Record list –
begin

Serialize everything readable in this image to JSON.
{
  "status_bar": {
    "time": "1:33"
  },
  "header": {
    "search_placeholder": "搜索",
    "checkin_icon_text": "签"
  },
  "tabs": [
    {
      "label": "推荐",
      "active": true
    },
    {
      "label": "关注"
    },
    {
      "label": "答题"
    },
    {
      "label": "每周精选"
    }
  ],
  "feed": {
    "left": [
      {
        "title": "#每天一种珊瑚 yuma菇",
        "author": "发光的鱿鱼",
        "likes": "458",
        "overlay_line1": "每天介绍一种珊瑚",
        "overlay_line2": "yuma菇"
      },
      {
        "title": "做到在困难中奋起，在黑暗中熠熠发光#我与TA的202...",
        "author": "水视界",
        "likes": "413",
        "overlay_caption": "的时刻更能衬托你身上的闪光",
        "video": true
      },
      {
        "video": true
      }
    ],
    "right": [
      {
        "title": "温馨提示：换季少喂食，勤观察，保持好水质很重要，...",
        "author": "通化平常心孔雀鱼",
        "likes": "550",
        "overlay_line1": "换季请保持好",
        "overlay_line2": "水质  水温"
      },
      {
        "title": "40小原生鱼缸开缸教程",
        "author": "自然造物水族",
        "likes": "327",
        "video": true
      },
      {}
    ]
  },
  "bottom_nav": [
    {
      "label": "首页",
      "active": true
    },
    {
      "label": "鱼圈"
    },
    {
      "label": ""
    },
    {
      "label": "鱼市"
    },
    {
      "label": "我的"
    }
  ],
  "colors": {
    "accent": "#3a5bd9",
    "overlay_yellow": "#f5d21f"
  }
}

end
begin

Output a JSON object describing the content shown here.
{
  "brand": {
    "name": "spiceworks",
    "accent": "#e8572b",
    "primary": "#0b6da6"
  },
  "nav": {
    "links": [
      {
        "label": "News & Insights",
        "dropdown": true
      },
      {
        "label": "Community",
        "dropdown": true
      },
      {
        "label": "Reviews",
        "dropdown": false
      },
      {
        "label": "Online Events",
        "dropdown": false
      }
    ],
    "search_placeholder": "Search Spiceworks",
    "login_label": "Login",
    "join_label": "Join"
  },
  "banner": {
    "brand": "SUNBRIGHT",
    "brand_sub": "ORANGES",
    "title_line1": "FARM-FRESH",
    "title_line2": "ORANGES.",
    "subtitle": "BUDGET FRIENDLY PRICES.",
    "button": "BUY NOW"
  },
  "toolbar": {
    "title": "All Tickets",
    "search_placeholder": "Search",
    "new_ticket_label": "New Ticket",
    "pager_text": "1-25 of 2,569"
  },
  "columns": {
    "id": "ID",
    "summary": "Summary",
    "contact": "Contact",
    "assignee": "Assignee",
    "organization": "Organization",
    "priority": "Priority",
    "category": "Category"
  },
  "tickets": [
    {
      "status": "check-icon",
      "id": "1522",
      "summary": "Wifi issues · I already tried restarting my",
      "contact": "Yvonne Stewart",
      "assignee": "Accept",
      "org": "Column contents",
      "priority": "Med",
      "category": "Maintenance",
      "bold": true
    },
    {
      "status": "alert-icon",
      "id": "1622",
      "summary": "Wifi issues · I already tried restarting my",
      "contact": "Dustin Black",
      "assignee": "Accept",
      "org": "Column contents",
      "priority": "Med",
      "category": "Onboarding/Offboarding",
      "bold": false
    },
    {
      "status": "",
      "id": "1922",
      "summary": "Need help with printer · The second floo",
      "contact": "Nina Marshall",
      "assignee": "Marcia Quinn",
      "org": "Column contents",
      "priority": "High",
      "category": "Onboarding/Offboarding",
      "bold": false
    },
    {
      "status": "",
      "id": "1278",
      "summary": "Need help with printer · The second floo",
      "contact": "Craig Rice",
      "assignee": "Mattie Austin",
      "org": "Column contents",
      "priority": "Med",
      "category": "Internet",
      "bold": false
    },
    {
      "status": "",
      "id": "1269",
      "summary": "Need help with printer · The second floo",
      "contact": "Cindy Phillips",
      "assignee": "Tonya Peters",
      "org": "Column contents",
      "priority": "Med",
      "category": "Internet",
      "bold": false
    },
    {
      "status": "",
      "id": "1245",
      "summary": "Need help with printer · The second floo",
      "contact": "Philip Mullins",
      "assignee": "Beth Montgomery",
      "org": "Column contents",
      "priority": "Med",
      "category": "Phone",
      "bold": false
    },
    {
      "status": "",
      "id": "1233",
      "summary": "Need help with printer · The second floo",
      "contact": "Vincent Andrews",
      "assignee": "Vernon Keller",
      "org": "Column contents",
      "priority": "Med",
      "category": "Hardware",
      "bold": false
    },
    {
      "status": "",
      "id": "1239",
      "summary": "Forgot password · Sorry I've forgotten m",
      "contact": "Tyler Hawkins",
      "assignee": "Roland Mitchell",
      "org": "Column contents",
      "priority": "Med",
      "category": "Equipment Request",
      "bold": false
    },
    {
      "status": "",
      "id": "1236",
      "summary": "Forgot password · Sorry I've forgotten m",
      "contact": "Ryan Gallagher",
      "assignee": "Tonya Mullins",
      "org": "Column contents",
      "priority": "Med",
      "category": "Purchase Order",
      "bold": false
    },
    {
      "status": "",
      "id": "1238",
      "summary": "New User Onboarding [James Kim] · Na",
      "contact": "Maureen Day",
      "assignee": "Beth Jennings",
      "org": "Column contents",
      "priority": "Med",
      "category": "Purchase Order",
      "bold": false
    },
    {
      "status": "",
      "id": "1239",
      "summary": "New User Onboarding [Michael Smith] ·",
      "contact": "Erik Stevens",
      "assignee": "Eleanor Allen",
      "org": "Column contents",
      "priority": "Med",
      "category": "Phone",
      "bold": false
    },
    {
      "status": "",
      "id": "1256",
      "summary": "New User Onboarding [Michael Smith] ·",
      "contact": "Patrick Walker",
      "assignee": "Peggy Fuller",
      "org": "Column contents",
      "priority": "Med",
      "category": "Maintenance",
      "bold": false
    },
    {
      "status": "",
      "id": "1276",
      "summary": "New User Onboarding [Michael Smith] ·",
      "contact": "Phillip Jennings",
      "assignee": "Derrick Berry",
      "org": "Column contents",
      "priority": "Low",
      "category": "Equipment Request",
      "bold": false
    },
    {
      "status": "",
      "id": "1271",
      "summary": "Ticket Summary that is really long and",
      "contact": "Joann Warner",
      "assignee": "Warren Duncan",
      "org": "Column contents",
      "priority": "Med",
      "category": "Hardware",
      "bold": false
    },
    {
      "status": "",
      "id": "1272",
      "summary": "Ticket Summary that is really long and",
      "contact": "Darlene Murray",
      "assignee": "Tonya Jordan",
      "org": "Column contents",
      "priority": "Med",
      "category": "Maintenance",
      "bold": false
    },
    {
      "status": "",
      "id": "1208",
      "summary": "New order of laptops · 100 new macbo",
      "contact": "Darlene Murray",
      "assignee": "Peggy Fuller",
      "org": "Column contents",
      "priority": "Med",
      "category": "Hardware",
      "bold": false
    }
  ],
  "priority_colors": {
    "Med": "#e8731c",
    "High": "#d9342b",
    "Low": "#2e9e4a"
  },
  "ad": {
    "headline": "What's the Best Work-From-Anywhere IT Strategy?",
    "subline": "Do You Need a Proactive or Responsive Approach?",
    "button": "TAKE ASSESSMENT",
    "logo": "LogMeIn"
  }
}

end

Work to complete –
Above are the records. Copy every line in them holding "Jennings".

Correct output –
      "assignee": "Beth Jennings",
      "contact": "Phillip Jennings",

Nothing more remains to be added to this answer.